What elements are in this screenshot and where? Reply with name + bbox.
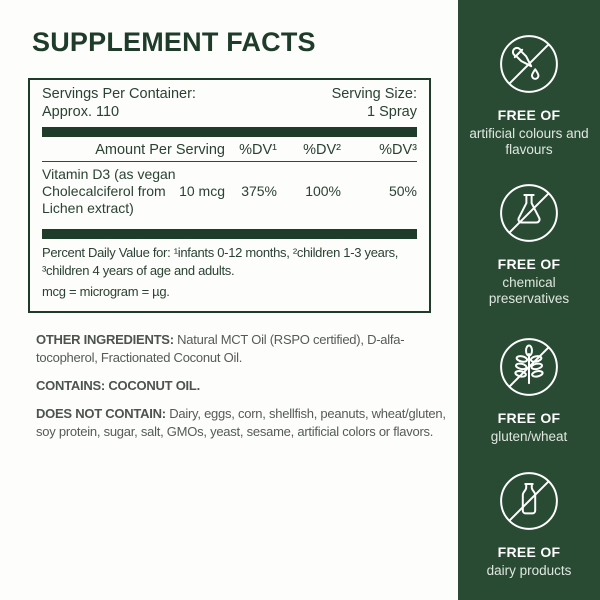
nutrient-name: Vitamin D3 (as vegan Cholecalciferol fro… xyxy=(42,166,176,216)
free-of-gluten-wheat: FREE OF gluten/wheat xyxy=(458,336,600,445)
free-of-title: FREE OF xyxy=(497,256,561,272)
nutrient-dv2: 100% xyxy=(305,183,341,199)
contains-paragraph: CONTAINS: COCONUT OIL. xyxy=(36,377,448,395)
serving-size: Serving Size: 1 Spray xyxy=(332,86,417,121)
free-of-artificial-colours: FREE OF artificial colours and flavours xyxy=(458,33,600,157)
footnote-mcg: mcg = microgram = µg. xyxy=(42,284,170,299)
free-of-subtitle: chemical preservatives xyxy=(488,275,570,306)
serving-size-value: 1 Spray xyxy=(367,103,417,120)
divider-bar-bottom xyxy=(42,229,417,239)
amount-per-serving-header: Amount Per Serving xyxy=(95,142,225,158)
free-of-title: FREE OF xyxy=(497,544,561,560)
label-panel: SUPPLEMENT FACTS Servings Per Container:… xyxy=(28,27,448,451)
free-of-dairy-products: FREE OF dairy products xyxy=(458,470,600,579)
free-of-title: FREE OF xyxy=(497,410,561,426)
servings-per-container-value: Approx. 110 xyxy=(42,103,120,120)
nutrient-dv1: 375% xyxy=(241,183,277,199)
serving-size-label: Serving Size: xyxy=(331,86,417,102)
free-of-sidebar: FREE OF artificial colours and flavours … xyxy=(458,0,600,600)
does-not-contain-paragraph: DOES NOT CONTAIN: Dairy, eggs, corn, she… xyxy=(36,405,448,441)
other-ingredients-paragraph: OTHER INGREDIENTS: Natural MCT Oil (RSPO… xyxy=(36,331,448,367)
other-ingredients-text: Natural MCT Oil (RSPO certified), D-alfa… xyxy=(36,332,405,365)
free-of-subtitle: gluten/wheat xyxy=(490,429,568,444)
free-of-subtitle: artificial colours and flavours xyxy=(469,126,589,157)
free-of-title: FREE OF xyxy=(497,107,561,123)
dv2-header: %DV² xyxy=(303,142,341,158)
other-ingredients-label: OTHER INGREDIENTS: xyxy=(36,332,174,347)
servings-per-container: Servings Per Container: Approx. 110 xyxy=(42,86,196,121)
footnote-daily-value: Percent Daily Value for: ¹infants 0-12 m… xyxy=(42,245,399,278)
no-milk-bottle-icon xyxy=(498,470,560,532)
no-wheat-icon xyxy=(498,336,560,398)
divider-bar-top xyxy=(42,127,417,137)
table-row: Vitamin D3 (as vegan Cholecalciferol fro… xyxy=(42,162,417,223)
free-of-subtitle: dairy products xyxy=(486,563,572,578)
no-flask-icon xyxy=(498,182,560,244)
ingredient-sections: OTHER INGREDIENTS: Natural MCT Oil (RSPO… xyxy=(36,331,448,451)
dv3-header: %DV³ xyxy=(379,142,417,158)
does-not-contain-text: Dairy, eggs, corn, shellfish, peanuts, w… xyxy=(36,406,446,439)
servings-per-container-label: Servings Per Container: xyxy=(42,86,196,102)
supplement-facts-box: Servings Per Container: Approx. 110 Serv… xyxy=(28,78,431,313)
servings-row: Servings Per Container: Approx. 110 Serv… xyxy=(42,86,417,121)
contains-label: CONTAINS: COCONUT OIL. xyxy=(36,378,200,393)
page-title: SUPPLEMENT FACTS xyxy=(32,27,316,57)
free-of-chemical-preservatives: FREE OF chemical preservatives xyxy=(458,182,600,306)
table-header-row: Amount Per Serving %DV¹ %DV² %DV³ xyxy=(42,137,417,162)
daily-value-footnote: Percent Daily Value for: ¹infants 0-12 m… xyxy=(42,239,417,301)
no-dropper-icon xyxy=(498,33,560,95)
does-not-contain-label: DOES NOT CONTAIN: xyxy=(36,406,166,421)
nutrient-amount: 10 mcg xyxy=(179,183,225,199)
nutrient-dv3: 50% xyxy=(388,183,417,199)
dv1-header: %DV¹ xyxy=(239,142,277,158)
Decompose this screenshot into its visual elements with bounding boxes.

EXERCISE
Copy all of the items above word for word, leaving out the pictures.

WORKED ANSWER
What elements are in this screenshot and where? Reply with name + bbox.
nutrient-name: Vitamin D3 (as vegan Cholecalciferol fro… xyxy=(42,166,176,216)
free-of-gluten-wheat: FREE OF gluten/wheat xyxy=(458,336,600,445)
free-of-title: FREE OF xyxy=(497,256,561,272)
nutrient-dv2: 100% xyxy=(305,183,341,199)
contains-paragraph: CONTAINS: COCONUT OIL. xyxy=(36,377,448,395)
serving-size: Serving Size: 1 Spray xyxy=(332,86,417,121)
free-of-artificial-colours: FREE OF artificial colours and flavours xyxy=(458,33,600,157)
footnote-mcg: mcg = microgram = µg. xyxy=(42,284,170,299)
free-of-subtitle: chemical preservatives xyxy=(488,275,570,306)
serving-size-value: 1 Spray xyxy=(367,103,417,120)
divider-bar-bottom xyxy=(42,229,417,239)
amount-per-serving-header: Amount Per Serving xyxy=(95,142,225,158)
free-of-title: FREE OF xyxy=(497,544,561,560)
label-panel: SUPPLEMENT FACTS Servings Per Container:… xyxy=(28,27,448,451)
free-of-dairy-products: FREE OF dairy products xyxy=(458,470,600,579)
free-of-title: FREE OF xyxy=(497,410,561,426)
servings-per-container-value: Approx. 110 xyxy=(42,103,120,120)
nutrient-dv1: 375% xyxy=(241,183,277,199)
serving-size-label: Serving Size: xyxy=(331,86,417,102)
free-of-sidebar: FREE OF artificial colours and flavours … xyxy=(458,0,600,600)
does-not-contain-paragraph: DOES NOT CONTAIN: Dairy, eggs, corn, she… xyxy=(36,405,448,441)
other-ingredients-paragraph: OTHER INGREDIENTS: Natural MCT Oil (RSPO… xyxy=(36,331,448,367)
other-ingredients-text: Natural MCT Oil (RSPO certified), D-alfa… xyxy=(36,332,405,365)
free-of-subtitle: gluten/wheat xyxy=(490,429,568,444)
free-of-subtitle: artificial colours and flavours xyxy=(469,126,589,157)
free-of-title: FREE OF xyxy=(497,107,561,123)
dv2-header: %DV² xyxy=(303,142,341,158)
other-ingredients-label: OTHER INGREDIENTS: xyxy=(36,332,174,347)
servings-per-container: Servings Per Container: Approx. 110 xyxy=(42,86,196,121)
footnote-daily-value: Percent Daily Value for: ¹infants 0-12 m… xyxy=(42,245,399,278)
no-milk-bottle-icon xyxy=(498,470,560,532)
no-wheat-icon xyxy=(498,336,560,398)
divider-bar-top xyxy=(42,127,417,137)
table-row: Vitamin D3 (as vegan Cholecalciferol fro… xyxy=(42,162,417,223)
free-of-subtitle: dairy products xyxy=(486,563,572,578)
no-flask-icon xyxy=(498,182,560,244)
ingredient-sections: OTHER INGREDIENTS: Natural MCT Oil (RSPO… xyxy=(36,331,448,451)
dv3-header: %DV³ xyxy=(379,142,417,158)
does-not-contain-text: Dairy, eggs, corn, shellfish, peanuts, w… xyxy=(36,406,446,439)
servings-per-container-label: Servings Per Container: xyxy=(42,86,196,102)
supplement-facts-box: Servings Per Container: Approx. 110 Serv… xyxy=(28,78,431,313)
servings-row: Servings Per Container: Approx. 110 Serv… xyxy=(42,86,417,121)
contains-label: CONTAINS: COCONUT OIL. xyxy=(36,378,200,393)
page-title: SUPPLEMENT FACTS xyxy=(32,27,316,57)
free-of-chemical-preservatives: FREE OF chemical preservatives xyxy=(458,182,600,306)
table-header-row: Amount Per Serving %DV¹ %DV² %DV³ xyxy=(42,137,417,162)
daily-value-footnote: Percent Daily Value for: ¹infants 0-12 m… xyxy=(42,239,417,301)
no-dropper-icon xyxy=(498,33,560,95)
does-not-contain-label: DOES NOT CONTAIN: xyxy=(36,406,166,421)
nutrient-amount: 10 mcg xyxy=(179,183,225,199)
nutrient-dv3: 50% xyxy=(388,183,417,199)
dv1-header: %DV¹ xyxy=(239,142,277,158)
Decompose this screenshot into its visual elements with bounding boxes.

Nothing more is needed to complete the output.